Task: Set down every entry word for word. Omit the pictures.

Saved entries:
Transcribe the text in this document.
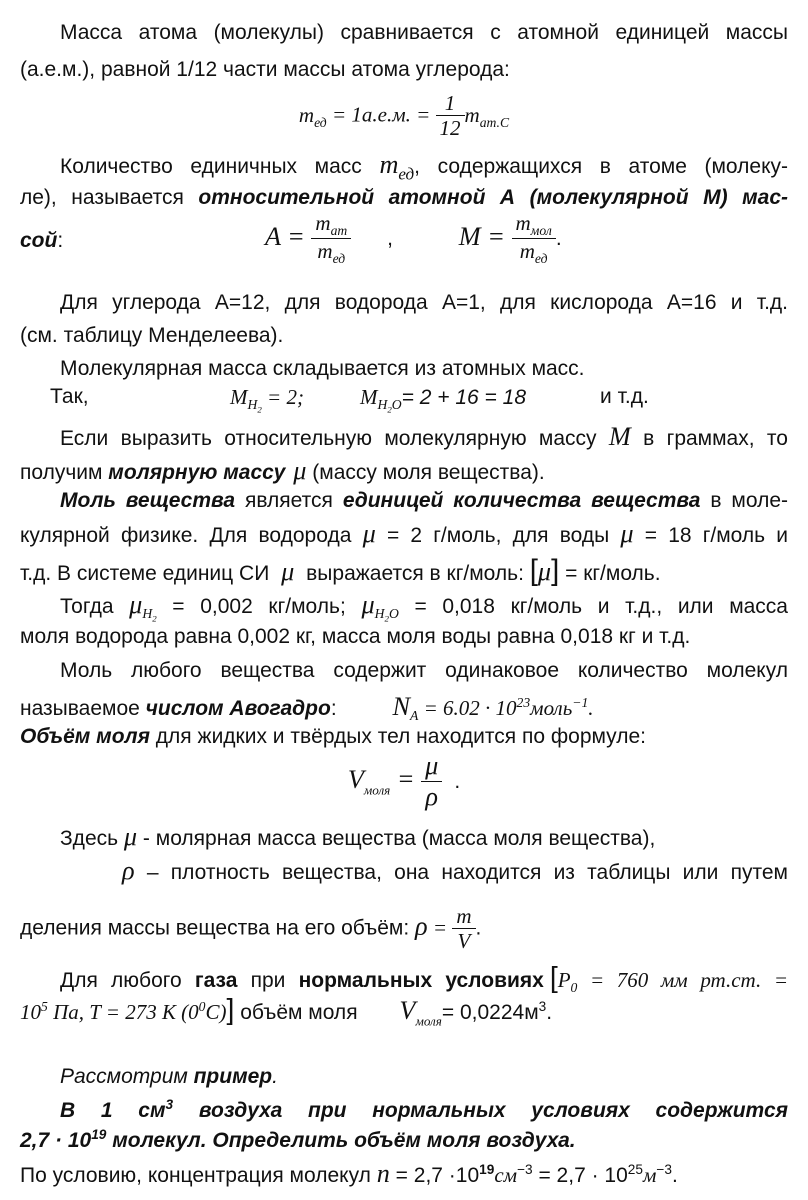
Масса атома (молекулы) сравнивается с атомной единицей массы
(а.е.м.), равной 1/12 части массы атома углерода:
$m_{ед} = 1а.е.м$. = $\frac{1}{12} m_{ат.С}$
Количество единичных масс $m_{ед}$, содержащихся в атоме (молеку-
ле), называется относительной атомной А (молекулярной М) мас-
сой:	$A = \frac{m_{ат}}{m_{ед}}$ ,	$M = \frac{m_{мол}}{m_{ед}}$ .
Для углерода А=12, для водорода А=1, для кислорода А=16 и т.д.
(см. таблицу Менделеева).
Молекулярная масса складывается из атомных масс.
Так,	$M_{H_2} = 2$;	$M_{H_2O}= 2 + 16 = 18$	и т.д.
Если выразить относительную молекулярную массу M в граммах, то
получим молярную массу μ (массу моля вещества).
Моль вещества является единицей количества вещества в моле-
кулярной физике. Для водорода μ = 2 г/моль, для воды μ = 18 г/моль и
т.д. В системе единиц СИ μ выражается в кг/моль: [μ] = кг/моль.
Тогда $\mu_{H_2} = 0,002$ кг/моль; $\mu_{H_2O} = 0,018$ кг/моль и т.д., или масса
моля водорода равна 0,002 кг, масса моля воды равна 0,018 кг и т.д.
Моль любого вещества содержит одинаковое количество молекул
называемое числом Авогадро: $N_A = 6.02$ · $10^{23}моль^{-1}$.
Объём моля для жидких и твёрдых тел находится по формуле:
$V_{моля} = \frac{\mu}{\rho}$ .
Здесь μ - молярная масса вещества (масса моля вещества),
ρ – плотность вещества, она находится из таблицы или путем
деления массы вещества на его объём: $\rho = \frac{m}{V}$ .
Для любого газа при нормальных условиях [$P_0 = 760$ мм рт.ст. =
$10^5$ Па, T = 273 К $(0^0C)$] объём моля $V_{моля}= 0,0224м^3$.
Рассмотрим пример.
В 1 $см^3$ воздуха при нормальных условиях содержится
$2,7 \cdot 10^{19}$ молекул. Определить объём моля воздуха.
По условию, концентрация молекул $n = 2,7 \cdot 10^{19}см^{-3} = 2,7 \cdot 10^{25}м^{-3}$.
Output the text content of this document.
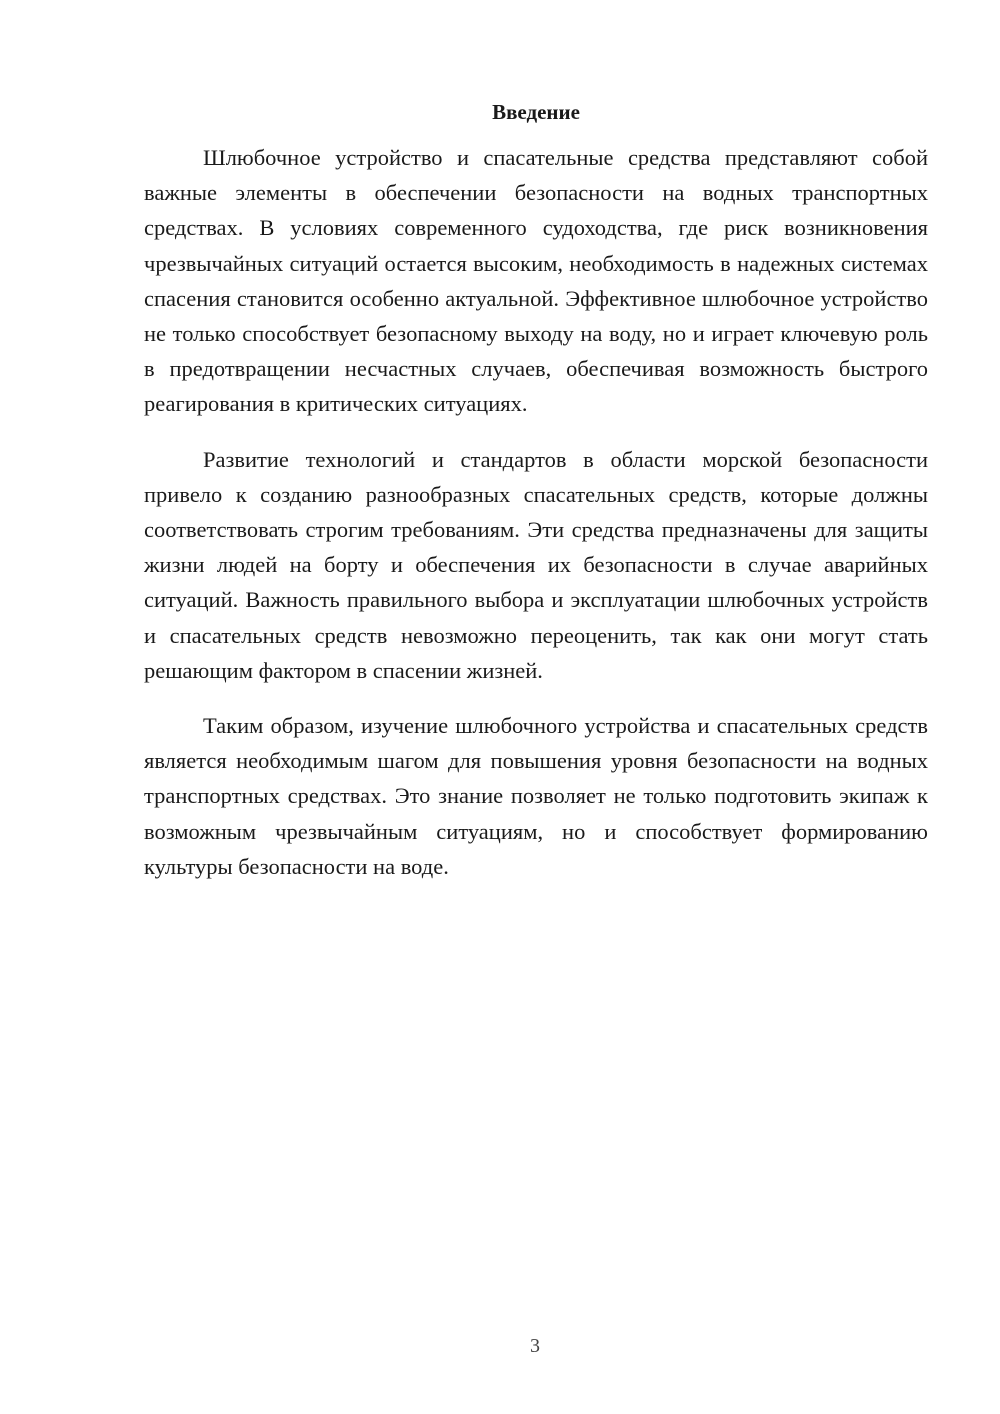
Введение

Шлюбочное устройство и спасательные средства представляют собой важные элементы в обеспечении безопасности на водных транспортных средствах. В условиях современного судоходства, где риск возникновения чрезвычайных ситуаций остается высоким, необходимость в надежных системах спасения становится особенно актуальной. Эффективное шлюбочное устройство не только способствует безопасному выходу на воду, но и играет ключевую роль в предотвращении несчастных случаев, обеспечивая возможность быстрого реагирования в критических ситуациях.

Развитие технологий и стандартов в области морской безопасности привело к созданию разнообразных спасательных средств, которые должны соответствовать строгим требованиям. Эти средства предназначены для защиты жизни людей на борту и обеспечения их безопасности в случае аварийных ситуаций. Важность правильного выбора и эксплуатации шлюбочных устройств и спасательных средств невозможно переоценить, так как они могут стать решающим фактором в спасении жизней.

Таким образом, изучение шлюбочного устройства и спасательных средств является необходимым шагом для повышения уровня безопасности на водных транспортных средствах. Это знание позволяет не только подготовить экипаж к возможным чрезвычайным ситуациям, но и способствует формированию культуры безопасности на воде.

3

Problem solution:
Transcribe the text in this document.
Масса атома (молекулы) сравнивается с атомной единицей массы
(а.е.м.), равной 1/12 части массы атома углерода:
$m_{ед} = 1а.е.м$. = $\frac{1}{12} m_{ат.С}$
Количество единичных масс $m_{ед}$, содержащихся в атоме (молеку-
ле), называется относительной атомной А (молекулярной М) мас-
сой:	$A = \frac{m_{ат}}{m_{ед}}$ ,	$M = \frac{m_{мол}}{m_{ед}}$ .
Для углерода А=12, для водорода А=1, для кислорода А=16 и т.д.
(см. таблицу Менделеева).
Молекулярная масса складывается из атомных масс.
Так,	$M_{H_2} = 2$;	$M_{H_2O}= 2 + 16 = 18$	и т.д.
Если выразить относительную молекулярную массу M в граммах, то
получим молярную массу μ (массу моля вещества).
Моль вещества является единицей количества вещества в моле-
кулярной физике. Для водорода μ = 2 г/моль, для воды μ = 18 г/моль и
т.д. В системе единиц СИ μ выражается в кг/моль: [μ] = кг/моль.
Тогда $\mu_{H_2} = 0,002$ кг/моль; $\mu_{H_2O} = 0,018$ кг/моль и т.д., или масса
моля водорода равна 0,002 кг, масса моля воды равна 0,018 кг и т.д.
Моль любого вещества содержит одинаковое количество молекул
называемое числом Авогадро: $N_A = 6.02$ · $10^{23}моль^{-1}$.
Объём моля для жидких и твёрдых тел находится по формуле:
$V_{моля} = \frac{\mu}{\rho}$ .
Здесь μ - молярная масса вещества (масса моля вещества),
ρ – плотность вещества, она находится из таблицы или путем
деления массы вещества на его объём: $\rho = \frac{m}{V}$ .
Для любого газа при нормальных условиях [$P_0 = 760$ мм рт.ст. =
$10^5$ Па, T = 273 К $(0^0C)$] объём моля $V_{моля}= 0,0224м^3$.
Рассмотрим пример.
В 1 $см^3$ воздуха при нормальных условиях содержится
$2,7 \cdot 10^{19}$ молекул. Определить объём моля воздуха.
По условию, концентрация молекул $n = 2,7 \cdot 10^{19}см^{-3} = 2,7 \cdot 10^{25}м^{-3}$.
Output the text content of this document.
Введение

Шлюбочное устройство и спасательные средства представляют собой важные элементы в обеспечении безопасности на водных транспортных средствах. В условиях современного судоходства, где риск возникновения чрезвычайных ситуаций остается высоким, необходимость в надежных системах спасения становится особенно актуальной. Эффективное шлюбочное устройство не только способствует безопасному выходу на воду, но и играет ключевую роль в предотвращении несчастных случаев, обеспечивая возможность быстрого реагирования в критических ситуациях.

Развитие технологий и стандартов в области морской безопасности привело к созданию разнообразных спасательных средств, которые должны соответствовать строгим требованиям. Эти средства предназначены для защиты жизни людей на борту и обеспечения их безопасности в случае аварийных ситуаций. Важность правильного выбора и эксплуатации шлюбочных устройств и спасательных средств невозможно переоценить, так как они могут стать решающим фактором в спасении жизней.

Таким образом, изучение шлюбочного устройства и спасательных средств является необходимым шагом для повышения уровня безопасности на водных транспортных средствах. Это знание позволяет не только подготовить экипаж к возможным чрезвычайным ситуациям, но и способствует формированию культуры безопасности на воде.

3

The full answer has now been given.